→ **The task**:
Type out all the records word for word. Any pictures are to be left out.

→ **The records**:
———

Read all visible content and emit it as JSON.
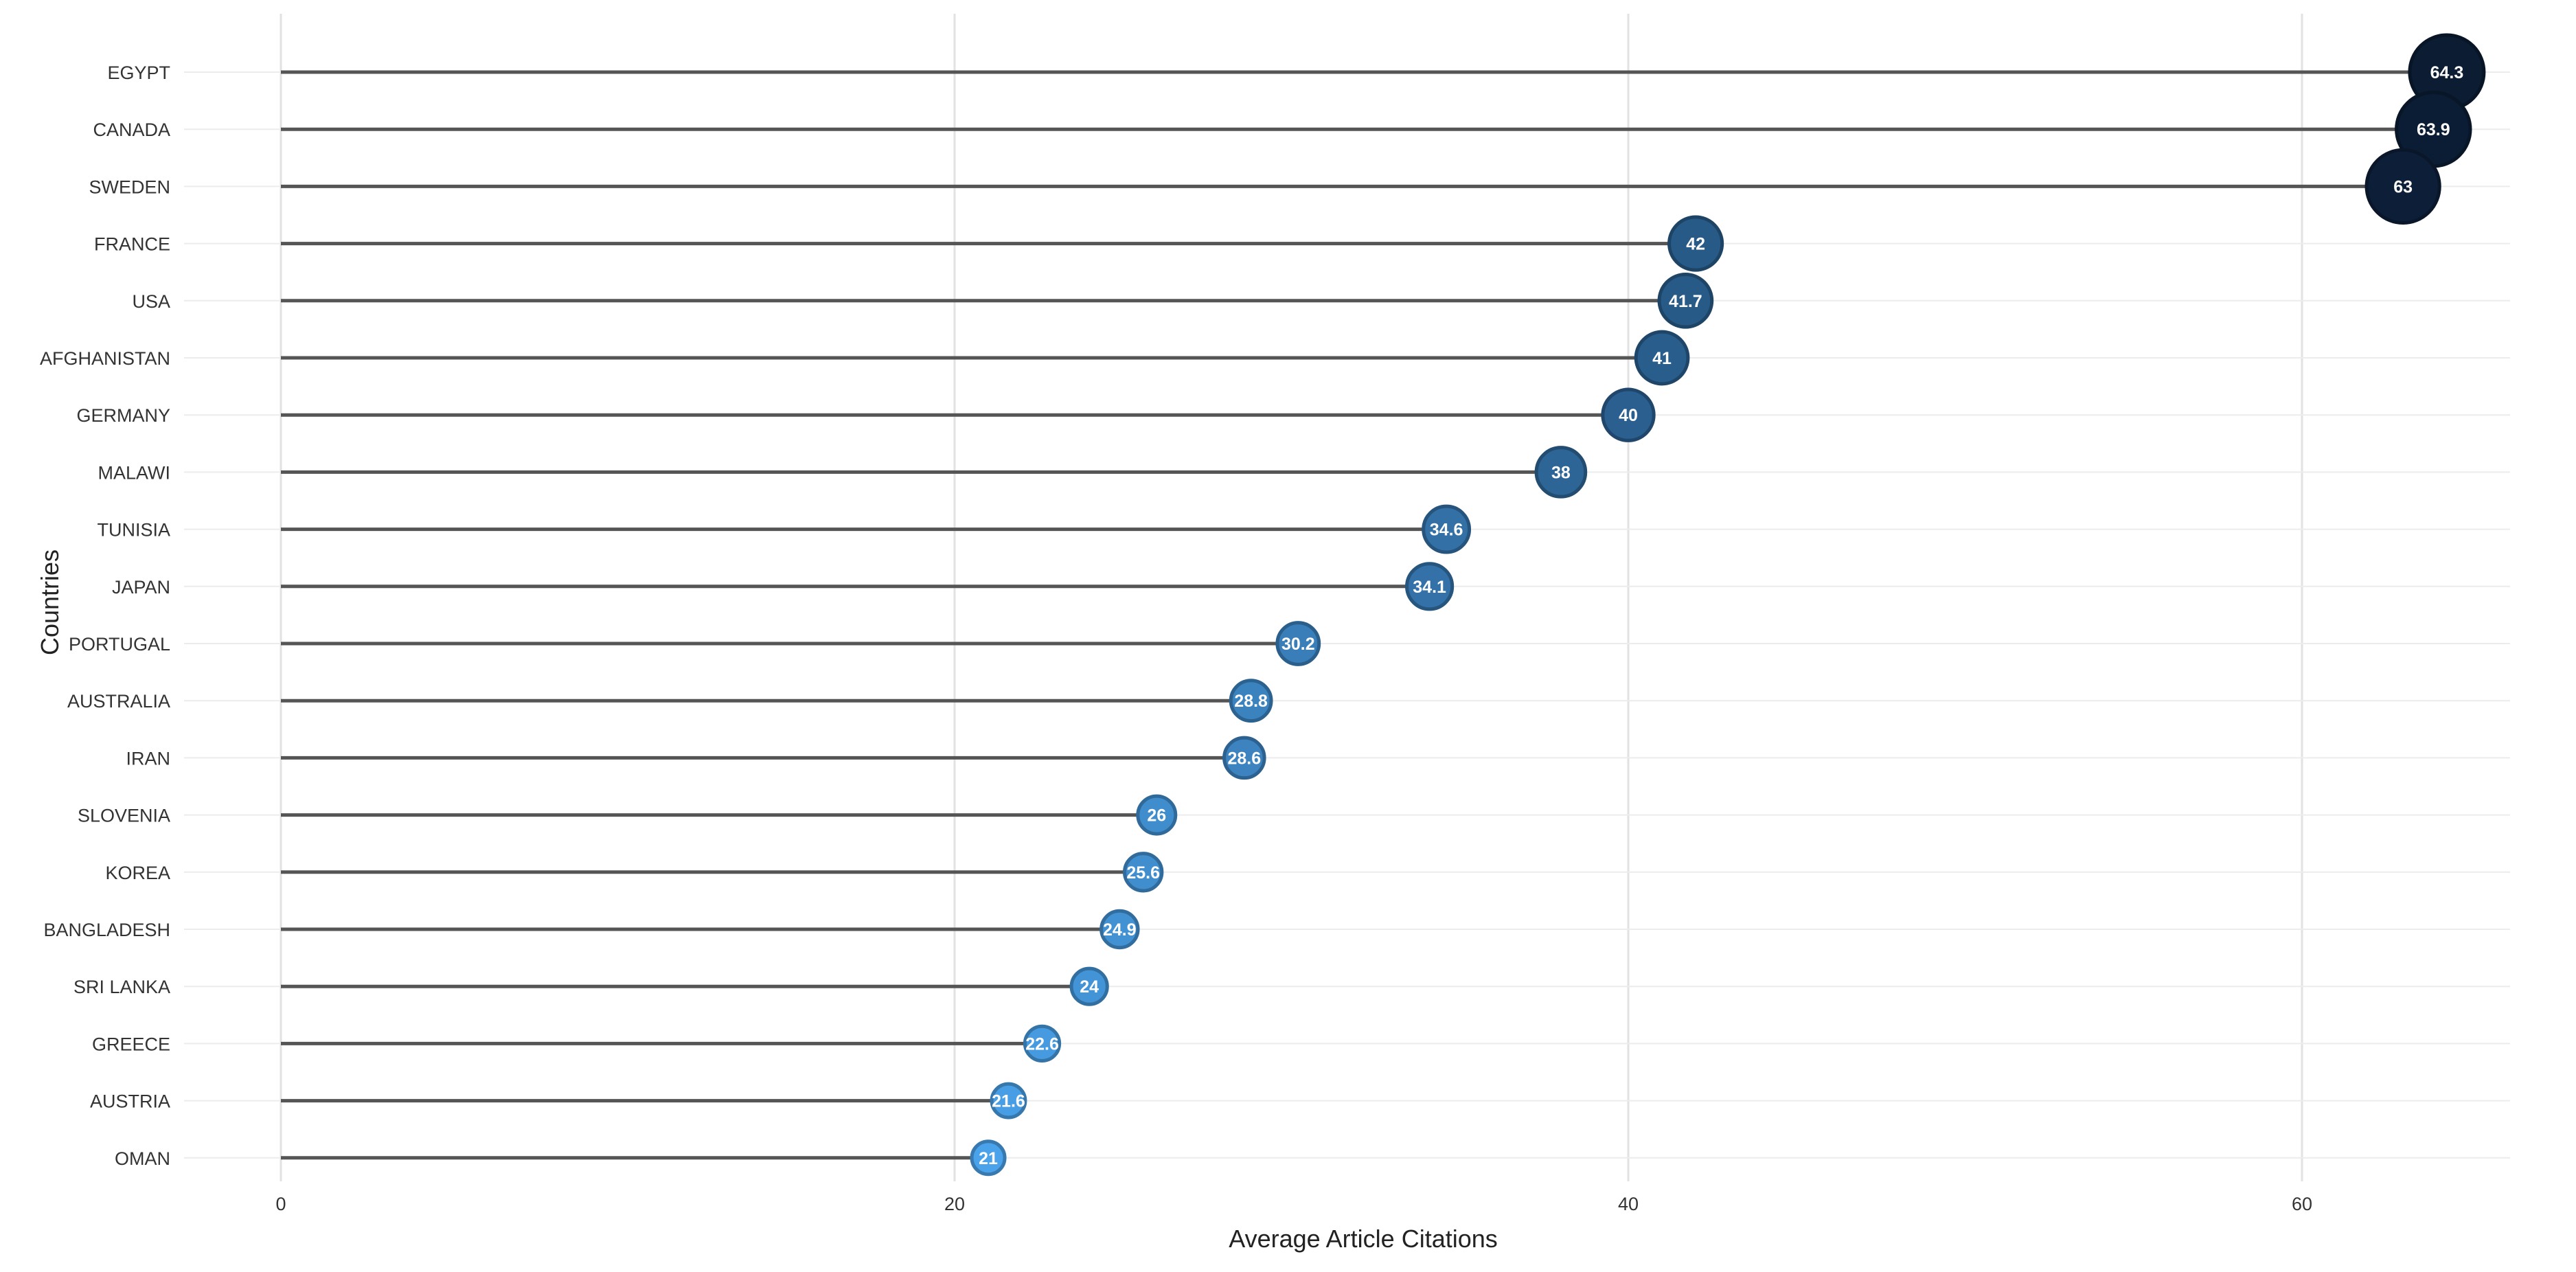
{
  "chart_data": {
    "type": "scatter",
    "subtype": "lollipop",
    "title": "",
    "xlabel": "Average Article Citations",
    "ylabel": "Countries",
    "xlim": [
      -3,
      67
    ],
    "xticks": [
      0,
      20,
      40,
      60
    ],
    "grid": true,
    "legend": "none",
    "categories": [
      "EGYPT",
      "CANADA",
      "SWEDEN",
      "FRANCE",
      "USA",
      "AFGHANISTAN",
      "GERMANY",
      "MALAWI",
      "TUNISIA",
      "JAPAN",
      "PORTUGAL",
      "AUSTRALIA",
      "IRAN",
      "SLOVENIA",
      "KOREA",
      "BANGLADESH",
      "SRI LANKA",
      "GREECE",
      "AUSTRIA",
      "OMAN"
    ],
    "values": [
      64.3,
      63.9,
      63,
      42,
      41.7,
      41,
      40,
      38,
      34.6,
      34.1,
      30.2,
      28.8,
      28.6,
      26,
      25.6,
      24.9,
      24,
      22.6,
      21.6,
      21
    ],
    "value_labels": [
      "64.3",
      "63.9",
      "63",
      "42",
      "41.7",
      "41",
      "40",
      "38",
      "34.6",
      "34.1",
      "30.2",
      "28.8",
      "28.6",
      "26",
      "25.6",
      "24.9",
      "24",
      "22.6",
      "21.6",
      "21"
    ],
    "color_scale": {
      "low": "#4aa2ea",
      "high": "#0b1c33"
    },
    "stem_color": "#555555"
  }
}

———

→ **Result for this task**:
Read all visible content and emit it as JSON.
{
  "chart_data": {
    "type": "scatter",
    "subtype": "lollipop",
    "title": "",
    "xlabel": "Average Article Citations",
    "ylabel": "Countries",
    "xlim": [
      -3,
      67
    ],
    "xticks": [
      0,
      20,
      40,
      60
    ],
    "grid": true,
    "legend": "none",
    "categories": [
      "EGYPT",
      "CANADA",
      "SWEDEN",
      "FRANCE",
      "USA",
      "AFGHANISTAN",
      "GERMANY",
      "MALAWI",
      "TUNISIA",
      "JAPAN",
      "PORTUGAL",
      "AUSTRALIA",
      "IRAN",
      "SLOVENIA",
      "KOREA",
      "BANGLADESH",
      "SRI LANKA",
      "GREECE",
      "AUSTRIA",
      "OMAN"
    ],
    "values": [
      64.3,
      63.9,
      63,
      42,
      41.7,
      41,
      40,
      38,
      34.6,
      34.1,
      30.2,
      28.8,
      28.6,
      26,
      25.6,
      24.9,
      24,
      22.6,
      21.6,
      21
    ],
    "value_labels": [
      "64.3",
      "63.9",
      "63",
      "42",
      "41.7",
      "41",
      "40",
      "38",
      "34.6",
      "34.1",
      "30.2",
      "28.8",
      "28.6",
      "26",
      "25.6",
      "24.9",
      "24",
      "22.6",
      "21.6",
      "21"
    ],
    "color_scale": {
      "low": "#4aa2ea",
      "high": "#0b1c33"
    },
    "stem_color": "#555555"
  }
}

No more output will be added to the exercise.